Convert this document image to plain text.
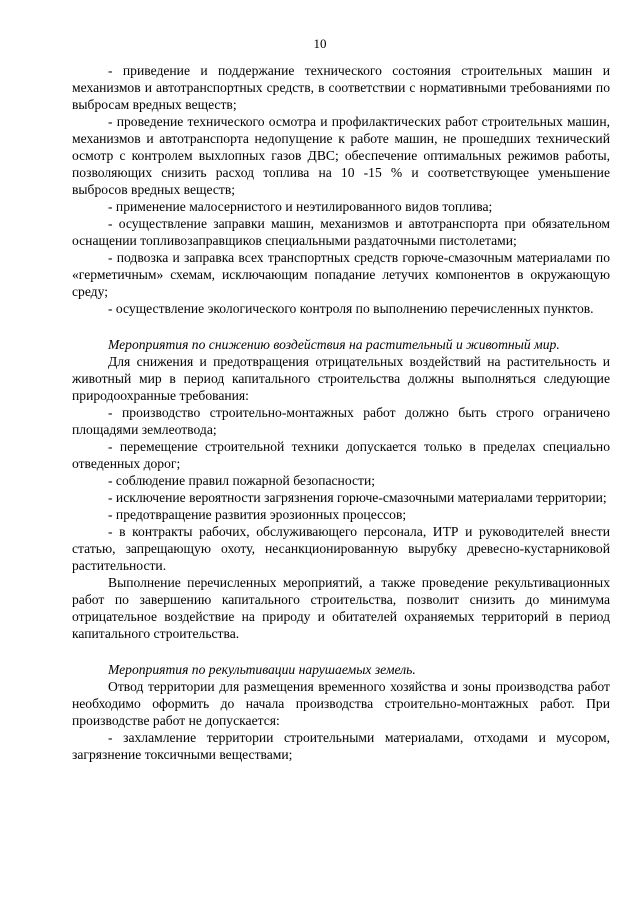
10

- приведение и поддержание технического состояния строительных машин и механизмов и автотранспортных средств, в соответствии с нормативными требованиями по выбросам вредных веществ;

- проведение технического осмотра и профилактических работ строительных машин, механизмов и автотранспорта недопущение к работе машин, не прошедших технический осмотр с контролем выхлопных газов ДВС; обеспечение оптимальных режимов работы, позволяющих снизить расход топлива на 10 -15 % и соответствующее уменьшение выбросов вредных веществ;

- применение малосернистого и неэтилированного видов топлива;

- осуществление заправки машин, механизмов и автотранспорта при обязательном оснащении топливозаправщиков специальными раздаточными пистолетами;

- подвозка и заправка всех транспортных средств горюче-смазочным материалами по «герметичным» схемам, исключающим попадание летучих компонентов в окружающую среду;

- осуществление экологического контроля по выполнению перечисленных пунктов.

Мероприятия по снижению воздействия на растительный и животный мир.

Для снижения и предотвращения отрицательных воздействий на растительность и животный мир в период капитального строительства должны выполняться следующие природоохранные требования:

- производство строительно-монтажных работ должно быть строго ограничено площадями землеотвода;

- перемещение строительной техники допускается только в пределах специально отведенных дорог;

- соблюдение правил пожарной безопасности;

- исключение вероятности загрязнения горюче-смазочными материалами территории;

- предотвращение развития эрозионных процессов;

- в контракты рабочих, обслуживающего персонала, ИТР и руководителей внести статью, запрещающую охоту, несанкционированную вырубку древесно-кустарниковой растительности.

Выполнение перечисленных мероприятий, а также проведение рекультивационных работ по завершению капитального строительства, позволит снизить до минимума отрицательное воздействие на природу и обитателей охраняемых территорий в период капитального строительства.

Мероприятия по рекультивации нарушаемых земель.

Отвод территории для размещения временного хозяйства и зоны производства работ необходимо оформить до начала производства строительно-монтажных работ. При производстве работ не допускается:

- захламление территории строительными материалами, отходами и мусором, загрязнение токсичными веществами;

TASK TO CARRY OUT:
Skip the images and write out the rest of the listing exactly.

TASK RESULT:
Convert this document image to plain text.
10

- приведение и поддержание технического состояния строительных машин и механизмов и автотранспортных средств, в соответствии с нормативными требованиями по выбросам вредных веществ;

- проведение технического осмотра и профилактических работ строительных машин, механизмов и автотранспорта недопущение к работе машин, не прошедших технический осмотр с контролем выхлопных газов ДВС; обеспечение оптимальных режимов работы, позволяющих снизить расход топлива на 10 -15 % и соответствующее уменьшение выбросов вредных веществ;

- применение малосернистого и неэтилированного видов топлива;

- осуществление заправки машин, механизмов и автотранспорта при обязательном оснащении топливозаправщиков специальными раздаточными пистолетами;

- подвозка и заправка всех транспортных средств горюче-смазочным материалами по «герметичным» схемам, исключающим попадание летучих компонентов в окружающую среду;

- осуществление экологического контроля по выполнению перечисленных пунктов.

Мероприятия по снижению воздействия на растительный и животный мир.

Для снижения и предотвращения отрицательных воздействий на растительность и животный мир в период капитального строительства должны выполняться следующие природоохранные требования:

- производство строительно-монтажных работ должно быть строго ограничено площадями землеотвода;

- перемещение строительной техники допускается только в пределах специально отведенных дорог;

- соблюдение правил пожарной безопасности;

- исключение вероятности загрязнения горюче-смазочными материалами территории;

- предотвращение развития эрозионных процессов;

- в контракты рабочих, обслуживающего персонала, ИТР и руководителей внести статью, запрещающую охоту, несанкционированную вырубку древесно-кустарниковой растительности.

Выполнение перечисленных мероприятий, а также проведение рекультивационных работ по завершению капитального строительства, позволит снизить до минимума отрицательное воздействие на природу и обитателей охраняемых территорий в период капитального строительства.

Мероприятия по рекультивации нарушаемых земель.

Отвод территории для размещения временного хозяйства и зоны производства работ необходимо оформить до начала производства строительно-монтажных работ. При производстве работ не допускается:

- захламление территории строительными материалами, отходами и мусором, загрязнение токсичными веществами;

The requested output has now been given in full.